● ZIEL
Übertrage sämtliche Datensätze zeichengetreu. Lass die Bilder in deiner Antwort weg.

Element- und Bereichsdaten
────────────────────────────────────────

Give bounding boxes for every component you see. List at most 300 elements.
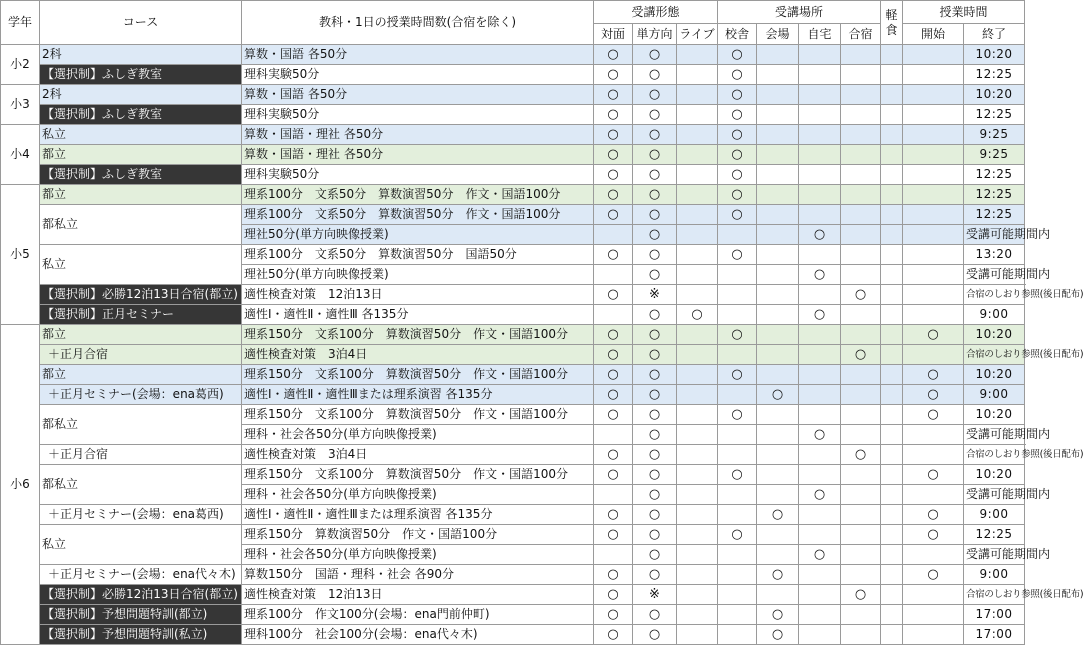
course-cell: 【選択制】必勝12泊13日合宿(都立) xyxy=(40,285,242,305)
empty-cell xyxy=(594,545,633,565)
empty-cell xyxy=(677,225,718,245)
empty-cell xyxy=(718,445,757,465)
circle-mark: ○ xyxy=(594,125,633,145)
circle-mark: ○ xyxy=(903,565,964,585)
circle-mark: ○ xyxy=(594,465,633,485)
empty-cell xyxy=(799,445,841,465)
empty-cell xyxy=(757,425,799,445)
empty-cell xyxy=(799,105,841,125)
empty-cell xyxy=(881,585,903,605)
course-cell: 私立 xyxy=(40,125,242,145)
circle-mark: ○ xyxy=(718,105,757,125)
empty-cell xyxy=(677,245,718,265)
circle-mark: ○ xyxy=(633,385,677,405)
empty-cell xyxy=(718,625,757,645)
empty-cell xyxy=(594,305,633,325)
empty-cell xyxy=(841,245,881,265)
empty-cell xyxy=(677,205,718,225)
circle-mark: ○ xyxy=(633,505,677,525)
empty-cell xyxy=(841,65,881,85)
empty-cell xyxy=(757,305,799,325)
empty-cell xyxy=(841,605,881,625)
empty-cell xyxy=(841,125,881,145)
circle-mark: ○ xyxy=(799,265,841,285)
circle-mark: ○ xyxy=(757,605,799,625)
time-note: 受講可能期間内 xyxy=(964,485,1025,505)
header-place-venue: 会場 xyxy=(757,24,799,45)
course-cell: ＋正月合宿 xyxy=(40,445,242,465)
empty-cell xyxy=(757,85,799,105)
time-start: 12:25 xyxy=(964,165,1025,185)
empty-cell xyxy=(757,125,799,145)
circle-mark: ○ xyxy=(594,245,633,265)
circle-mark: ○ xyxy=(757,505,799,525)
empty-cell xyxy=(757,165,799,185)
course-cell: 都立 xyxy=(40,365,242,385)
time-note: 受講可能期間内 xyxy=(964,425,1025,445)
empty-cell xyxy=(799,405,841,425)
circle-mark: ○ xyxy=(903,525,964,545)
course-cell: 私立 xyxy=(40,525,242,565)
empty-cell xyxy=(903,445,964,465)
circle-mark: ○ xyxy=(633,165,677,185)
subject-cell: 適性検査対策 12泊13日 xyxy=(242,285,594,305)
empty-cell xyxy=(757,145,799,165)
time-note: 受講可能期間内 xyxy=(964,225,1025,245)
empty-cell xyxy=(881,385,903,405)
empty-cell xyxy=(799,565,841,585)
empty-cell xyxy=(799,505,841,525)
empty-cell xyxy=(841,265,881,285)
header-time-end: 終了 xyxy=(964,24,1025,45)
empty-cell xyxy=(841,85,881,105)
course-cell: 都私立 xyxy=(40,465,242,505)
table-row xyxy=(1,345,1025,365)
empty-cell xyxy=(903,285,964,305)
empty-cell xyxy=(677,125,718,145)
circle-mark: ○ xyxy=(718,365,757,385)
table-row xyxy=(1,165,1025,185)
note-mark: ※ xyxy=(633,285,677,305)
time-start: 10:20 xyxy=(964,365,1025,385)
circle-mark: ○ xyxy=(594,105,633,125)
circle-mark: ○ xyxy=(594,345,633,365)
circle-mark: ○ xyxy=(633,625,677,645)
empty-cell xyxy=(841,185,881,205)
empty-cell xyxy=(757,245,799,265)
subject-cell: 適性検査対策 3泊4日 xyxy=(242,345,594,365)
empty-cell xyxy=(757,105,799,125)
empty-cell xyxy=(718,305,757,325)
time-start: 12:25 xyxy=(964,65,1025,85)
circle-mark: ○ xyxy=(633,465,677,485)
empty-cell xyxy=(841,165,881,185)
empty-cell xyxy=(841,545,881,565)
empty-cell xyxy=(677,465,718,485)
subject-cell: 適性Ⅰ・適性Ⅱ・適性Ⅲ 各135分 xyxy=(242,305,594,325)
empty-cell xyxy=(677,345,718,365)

────────────────────────────────────────

● LÖSUNG
Give bounding boxes for every component you see. List at most 300 elements.
course-cell: 【選択制】必勝12泊13日合宿(都立) xyxy=(40,285,242,305)
empty-cell xyxy=(594,545,633,565)
empty-cell xyxy=(677,225,718,245)
empty-cell xyxy=(718,445,757,465)
circle-mark: ○ xyxy=(594,125,633,145)
circle-mark: ○ xyxy=(903,565,964,585)
circle-mark: ○ xyxy=(594,465,633,485)
empty-cell xyxy=(799,445,841,465)
empty-cell xyxy=(757,425,799,445)
empty-cell xyxy=(799,105,841,125)
empty-cell xyxy=(881,585,903,605)
course-cell: 私立 xyxy=(40,125,242,145)
circle-mark: ○ xyxy=(718,105,757,125)
empty-cell xyxy=(677,245,718,265)
circle-mark: ○ xyxy=(633,385,677,405)
empty-cell xyxy=(718,625,757,645)
empty-cell xyxy=(594,305,633,325)
empty-cell xyxy=(841,245,881,265)
empty-cell xyxy=(677,205,718,225)
circle-mark: ○ xyxy=(633,505,677,525)
empty-cell xyxy=(841,65,881,85)
empty-cell xyxy=(757,305,799,325)
empty-cell xyxy=(841,605,881,625)
empty-cell xyxy=(841,125,881,145)
circle-mark: ○ xyxy=(799,265,841,285)
circle-mark: ○ xyxy=(757,605,799,625)
time-note: 受講可能期間内 xyxy=(964,485,1025,505)
header-place-venue: 会場 xyxy=(757,24,799,45)
course-cell: ＋正月合宿 xyxy=(40,445,242,465)
empty-cell xyxy=(757,85,799,105)
time-start: 12:25 xyxy=(964,165,1025,185)
empty-cell xyxy=(757,125,799,145)
circle-mark: ○ xyxy=(594,245,633,265)
circle-mark: ○ xyxy=(757,505,799,525)
empty-cell xyxy=(757,165,799,185)
course-cell: 都立 xyxy=(40,365,242,385)
time-note: 受講可能期間内 xyxy=(964,425,1025,445)
empty-cell xyxy=(799,405,841,425)
circle-mark: ○ xyxy=(903,525,964,545)
course-cell: 私立 xyxy=(40,525,242,565)
empty-cell xyxy=(903,445,964,465)
circle-mark: ○ xyxy=(633,165,677,185)
subject-cell: 適性検査対策 12泊13日 xyxy=(242,285,594,305)
empty-cell xyxy=(757,145,799,165)
time-note: 受講可能期間内 xyxy=(964,225,1025,245)
empty-cell xyxy=(881,385,903,405)
empty-cell xyxy=(799,565,841,585)
empty-cell xyxy=(799,505,841,525)
empty-cell xyxy=(841,265,881,285)
header-time-end: 終了 xyxy=(964,24,1025,45)
empty-cell xyxy=(841,85,881,105)
course-cell: 都私立 xyxy=(40,465,242,505)
table-row xyxy=(1,345,1025,365)
empty-cell xyxy=(903,285,964,305)
empty-cell xyxy=(677,125,718,145)
circle-mark: ○ xyxy=(718,365,757,385)
table-row xyxy=(1,165,1025,185)
note-mark: ※ xyxy=(633,285,677,305)
time-start: 10:20 xyxy=(964,365,1025,385)
circle-mark: ○ xyxy=(594,105,633,125)
circle-mark: ○ xyxy=(594,345,633,365)
circle-mark: ○ xyxy=(633,625,677,645)
empty-cell xyxy=(841,185,881,205)
empty-cell xyxy=(757,245,799,265)
subject-cell: 適性検査対策 3泊4日 xyxy=(242,345,594,365)
empty-cell xyxy=(757,105,799,125)
empty-cell xyxy=(718,305,757,325)
time-start: 12:25 xyxy=(964,65,1025,85)
circle-mark: ○ xyxy=(633,465,677,485)
empty-cell xyxy=(841,165,881,185)
empty-cell xyxy=(841,545,881,565)
empty-cell xyxy=(677,465,718,485)
subject-cell: 適性Ⅰ・適性Ⅱ・適性Ⅲ 各135分 xyxy=(242,305,594,325)
empty-cell xyxy=(677,345,718,365)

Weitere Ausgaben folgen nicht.